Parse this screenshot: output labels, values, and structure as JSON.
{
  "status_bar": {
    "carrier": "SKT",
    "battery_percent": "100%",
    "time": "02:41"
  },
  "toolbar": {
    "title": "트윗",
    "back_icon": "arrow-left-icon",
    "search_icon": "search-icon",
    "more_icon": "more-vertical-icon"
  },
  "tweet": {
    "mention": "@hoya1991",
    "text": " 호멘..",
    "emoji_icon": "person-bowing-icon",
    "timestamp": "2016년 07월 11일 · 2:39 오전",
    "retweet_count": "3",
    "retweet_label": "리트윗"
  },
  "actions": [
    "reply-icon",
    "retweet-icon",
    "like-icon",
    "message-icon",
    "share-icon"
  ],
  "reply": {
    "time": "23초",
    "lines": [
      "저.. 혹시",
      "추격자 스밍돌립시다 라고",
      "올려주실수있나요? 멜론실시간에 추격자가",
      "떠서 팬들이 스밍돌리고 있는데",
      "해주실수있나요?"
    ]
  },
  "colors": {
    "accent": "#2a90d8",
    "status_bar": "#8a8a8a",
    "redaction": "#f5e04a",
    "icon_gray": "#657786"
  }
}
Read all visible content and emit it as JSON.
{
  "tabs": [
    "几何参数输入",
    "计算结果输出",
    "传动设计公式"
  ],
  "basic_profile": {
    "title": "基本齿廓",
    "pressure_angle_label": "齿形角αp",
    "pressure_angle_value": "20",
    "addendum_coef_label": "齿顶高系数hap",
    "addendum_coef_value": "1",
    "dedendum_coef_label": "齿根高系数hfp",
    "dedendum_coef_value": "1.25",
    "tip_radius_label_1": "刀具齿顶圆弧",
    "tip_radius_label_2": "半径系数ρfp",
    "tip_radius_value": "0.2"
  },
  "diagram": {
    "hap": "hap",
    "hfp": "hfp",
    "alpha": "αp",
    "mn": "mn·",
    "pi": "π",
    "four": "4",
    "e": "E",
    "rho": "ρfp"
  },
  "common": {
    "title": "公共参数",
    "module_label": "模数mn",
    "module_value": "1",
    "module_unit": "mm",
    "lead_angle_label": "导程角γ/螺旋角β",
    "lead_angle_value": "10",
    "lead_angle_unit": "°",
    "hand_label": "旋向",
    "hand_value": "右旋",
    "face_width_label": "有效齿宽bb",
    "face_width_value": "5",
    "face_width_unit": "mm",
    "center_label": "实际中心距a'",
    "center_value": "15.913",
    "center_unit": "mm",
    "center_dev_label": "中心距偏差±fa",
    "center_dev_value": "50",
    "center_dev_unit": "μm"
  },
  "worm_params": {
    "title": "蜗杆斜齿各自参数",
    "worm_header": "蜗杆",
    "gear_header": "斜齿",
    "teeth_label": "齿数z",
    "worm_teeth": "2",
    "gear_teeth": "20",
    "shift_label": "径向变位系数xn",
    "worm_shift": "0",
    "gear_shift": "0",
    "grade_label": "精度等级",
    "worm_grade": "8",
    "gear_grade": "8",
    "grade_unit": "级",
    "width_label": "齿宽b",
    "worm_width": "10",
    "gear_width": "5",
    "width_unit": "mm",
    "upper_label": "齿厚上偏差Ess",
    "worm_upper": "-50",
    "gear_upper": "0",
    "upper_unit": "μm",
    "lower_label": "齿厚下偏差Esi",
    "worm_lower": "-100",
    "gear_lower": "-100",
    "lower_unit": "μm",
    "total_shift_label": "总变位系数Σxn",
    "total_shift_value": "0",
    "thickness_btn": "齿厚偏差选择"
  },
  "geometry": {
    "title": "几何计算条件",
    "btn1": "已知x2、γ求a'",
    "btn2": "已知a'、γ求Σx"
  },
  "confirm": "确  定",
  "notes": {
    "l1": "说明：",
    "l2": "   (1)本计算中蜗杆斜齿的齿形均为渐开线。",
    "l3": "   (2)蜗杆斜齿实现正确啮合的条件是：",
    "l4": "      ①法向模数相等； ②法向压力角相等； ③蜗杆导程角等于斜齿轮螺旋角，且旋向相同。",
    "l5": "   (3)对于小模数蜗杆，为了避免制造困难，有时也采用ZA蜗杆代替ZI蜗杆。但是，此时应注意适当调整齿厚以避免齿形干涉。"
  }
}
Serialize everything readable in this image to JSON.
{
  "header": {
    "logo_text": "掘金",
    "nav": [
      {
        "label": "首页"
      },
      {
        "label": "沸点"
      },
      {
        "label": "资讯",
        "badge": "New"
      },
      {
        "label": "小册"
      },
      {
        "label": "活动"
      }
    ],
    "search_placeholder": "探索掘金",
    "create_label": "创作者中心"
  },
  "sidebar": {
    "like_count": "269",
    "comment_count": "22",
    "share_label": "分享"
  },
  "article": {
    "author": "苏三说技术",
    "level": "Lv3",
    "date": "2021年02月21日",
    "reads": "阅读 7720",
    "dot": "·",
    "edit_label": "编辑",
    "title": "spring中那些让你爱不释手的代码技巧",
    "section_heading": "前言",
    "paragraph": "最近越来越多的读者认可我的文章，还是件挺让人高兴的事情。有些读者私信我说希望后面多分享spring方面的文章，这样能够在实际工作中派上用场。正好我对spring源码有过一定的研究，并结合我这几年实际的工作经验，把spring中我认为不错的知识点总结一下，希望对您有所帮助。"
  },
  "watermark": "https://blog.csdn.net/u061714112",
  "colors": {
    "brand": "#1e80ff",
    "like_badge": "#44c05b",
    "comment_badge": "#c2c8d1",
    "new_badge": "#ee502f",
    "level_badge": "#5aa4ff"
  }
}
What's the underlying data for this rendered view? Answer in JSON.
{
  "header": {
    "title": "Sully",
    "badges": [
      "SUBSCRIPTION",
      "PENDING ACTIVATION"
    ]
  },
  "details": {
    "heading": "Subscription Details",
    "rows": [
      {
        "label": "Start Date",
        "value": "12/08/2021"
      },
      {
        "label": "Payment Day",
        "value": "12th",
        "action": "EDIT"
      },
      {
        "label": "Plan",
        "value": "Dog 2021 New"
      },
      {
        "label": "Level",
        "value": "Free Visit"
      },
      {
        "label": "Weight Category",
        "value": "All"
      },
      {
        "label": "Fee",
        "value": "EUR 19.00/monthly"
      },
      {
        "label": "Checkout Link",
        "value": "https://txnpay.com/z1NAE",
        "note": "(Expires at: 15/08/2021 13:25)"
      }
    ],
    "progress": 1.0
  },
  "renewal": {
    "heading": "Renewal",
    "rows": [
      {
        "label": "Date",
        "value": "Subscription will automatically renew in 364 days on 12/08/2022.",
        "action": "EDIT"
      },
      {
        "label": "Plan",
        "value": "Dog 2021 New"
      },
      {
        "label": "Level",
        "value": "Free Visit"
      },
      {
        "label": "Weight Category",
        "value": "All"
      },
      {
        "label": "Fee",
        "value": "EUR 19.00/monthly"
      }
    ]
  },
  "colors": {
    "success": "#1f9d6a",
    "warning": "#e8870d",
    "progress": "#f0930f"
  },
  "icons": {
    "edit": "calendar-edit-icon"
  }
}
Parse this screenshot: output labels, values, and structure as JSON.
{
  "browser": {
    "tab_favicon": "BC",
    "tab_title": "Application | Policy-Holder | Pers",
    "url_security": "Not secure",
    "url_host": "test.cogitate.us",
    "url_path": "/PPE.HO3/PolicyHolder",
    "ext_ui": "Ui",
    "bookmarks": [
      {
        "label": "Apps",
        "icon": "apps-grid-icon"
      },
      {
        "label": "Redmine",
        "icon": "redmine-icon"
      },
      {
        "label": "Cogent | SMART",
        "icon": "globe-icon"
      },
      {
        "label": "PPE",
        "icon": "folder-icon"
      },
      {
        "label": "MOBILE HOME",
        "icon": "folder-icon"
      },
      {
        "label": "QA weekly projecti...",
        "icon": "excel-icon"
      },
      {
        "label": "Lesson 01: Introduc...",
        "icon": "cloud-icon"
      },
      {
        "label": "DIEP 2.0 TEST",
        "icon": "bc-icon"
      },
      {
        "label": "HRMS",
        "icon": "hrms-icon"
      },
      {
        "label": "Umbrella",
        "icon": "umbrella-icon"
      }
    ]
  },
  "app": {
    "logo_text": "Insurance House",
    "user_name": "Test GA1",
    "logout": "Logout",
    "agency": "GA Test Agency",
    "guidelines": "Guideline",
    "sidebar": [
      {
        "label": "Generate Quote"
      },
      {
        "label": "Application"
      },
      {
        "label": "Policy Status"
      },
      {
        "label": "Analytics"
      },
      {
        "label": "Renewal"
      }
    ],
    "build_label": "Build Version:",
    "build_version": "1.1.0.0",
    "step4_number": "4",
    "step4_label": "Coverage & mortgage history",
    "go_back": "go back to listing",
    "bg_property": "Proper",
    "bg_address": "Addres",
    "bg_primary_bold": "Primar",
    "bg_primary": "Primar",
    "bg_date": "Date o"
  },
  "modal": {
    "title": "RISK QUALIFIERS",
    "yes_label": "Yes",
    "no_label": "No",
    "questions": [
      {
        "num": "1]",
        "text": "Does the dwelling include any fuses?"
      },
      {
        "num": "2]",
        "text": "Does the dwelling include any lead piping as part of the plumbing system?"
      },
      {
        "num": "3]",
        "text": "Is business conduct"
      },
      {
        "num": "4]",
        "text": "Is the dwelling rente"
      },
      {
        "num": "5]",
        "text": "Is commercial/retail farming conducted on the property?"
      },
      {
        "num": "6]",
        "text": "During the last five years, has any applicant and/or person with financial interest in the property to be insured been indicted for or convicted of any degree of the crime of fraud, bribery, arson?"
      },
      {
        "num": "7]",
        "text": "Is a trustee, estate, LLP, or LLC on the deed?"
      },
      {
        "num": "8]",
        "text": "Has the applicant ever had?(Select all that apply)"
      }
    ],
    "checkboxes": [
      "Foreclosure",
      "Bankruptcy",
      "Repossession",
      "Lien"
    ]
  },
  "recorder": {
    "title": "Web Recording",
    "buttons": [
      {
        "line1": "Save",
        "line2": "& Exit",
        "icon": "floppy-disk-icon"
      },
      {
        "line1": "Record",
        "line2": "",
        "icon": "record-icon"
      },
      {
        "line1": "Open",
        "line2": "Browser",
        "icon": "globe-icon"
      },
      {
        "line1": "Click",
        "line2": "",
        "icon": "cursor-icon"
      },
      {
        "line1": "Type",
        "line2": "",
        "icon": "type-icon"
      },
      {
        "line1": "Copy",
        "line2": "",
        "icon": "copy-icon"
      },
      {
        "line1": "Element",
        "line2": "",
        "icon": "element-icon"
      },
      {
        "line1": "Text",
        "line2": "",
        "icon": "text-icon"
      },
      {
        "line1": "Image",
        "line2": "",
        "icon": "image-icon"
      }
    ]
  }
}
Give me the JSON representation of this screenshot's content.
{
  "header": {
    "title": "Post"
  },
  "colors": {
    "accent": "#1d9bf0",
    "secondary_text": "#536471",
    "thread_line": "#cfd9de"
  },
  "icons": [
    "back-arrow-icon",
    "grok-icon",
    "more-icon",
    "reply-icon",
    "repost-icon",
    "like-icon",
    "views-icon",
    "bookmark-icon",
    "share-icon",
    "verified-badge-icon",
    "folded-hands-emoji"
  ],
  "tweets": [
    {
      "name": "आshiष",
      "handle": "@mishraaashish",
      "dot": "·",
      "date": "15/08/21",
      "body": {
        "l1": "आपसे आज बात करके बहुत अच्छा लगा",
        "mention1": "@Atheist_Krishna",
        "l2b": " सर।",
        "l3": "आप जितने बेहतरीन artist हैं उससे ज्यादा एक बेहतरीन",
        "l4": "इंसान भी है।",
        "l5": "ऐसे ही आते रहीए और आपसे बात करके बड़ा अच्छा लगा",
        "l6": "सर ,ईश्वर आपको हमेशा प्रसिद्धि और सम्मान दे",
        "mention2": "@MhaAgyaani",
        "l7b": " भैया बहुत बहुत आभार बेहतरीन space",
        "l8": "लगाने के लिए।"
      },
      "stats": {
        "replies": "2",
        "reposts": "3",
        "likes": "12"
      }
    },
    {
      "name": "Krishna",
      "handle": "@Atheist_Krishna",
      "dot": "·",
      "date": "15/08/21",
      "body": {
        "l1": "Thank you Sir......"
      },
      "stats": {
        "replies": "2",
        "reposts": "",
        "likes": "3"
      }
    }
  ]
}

#### Task to complete
Each line containing the word "Application" counts once; report the total alone.

#### Solved problem
2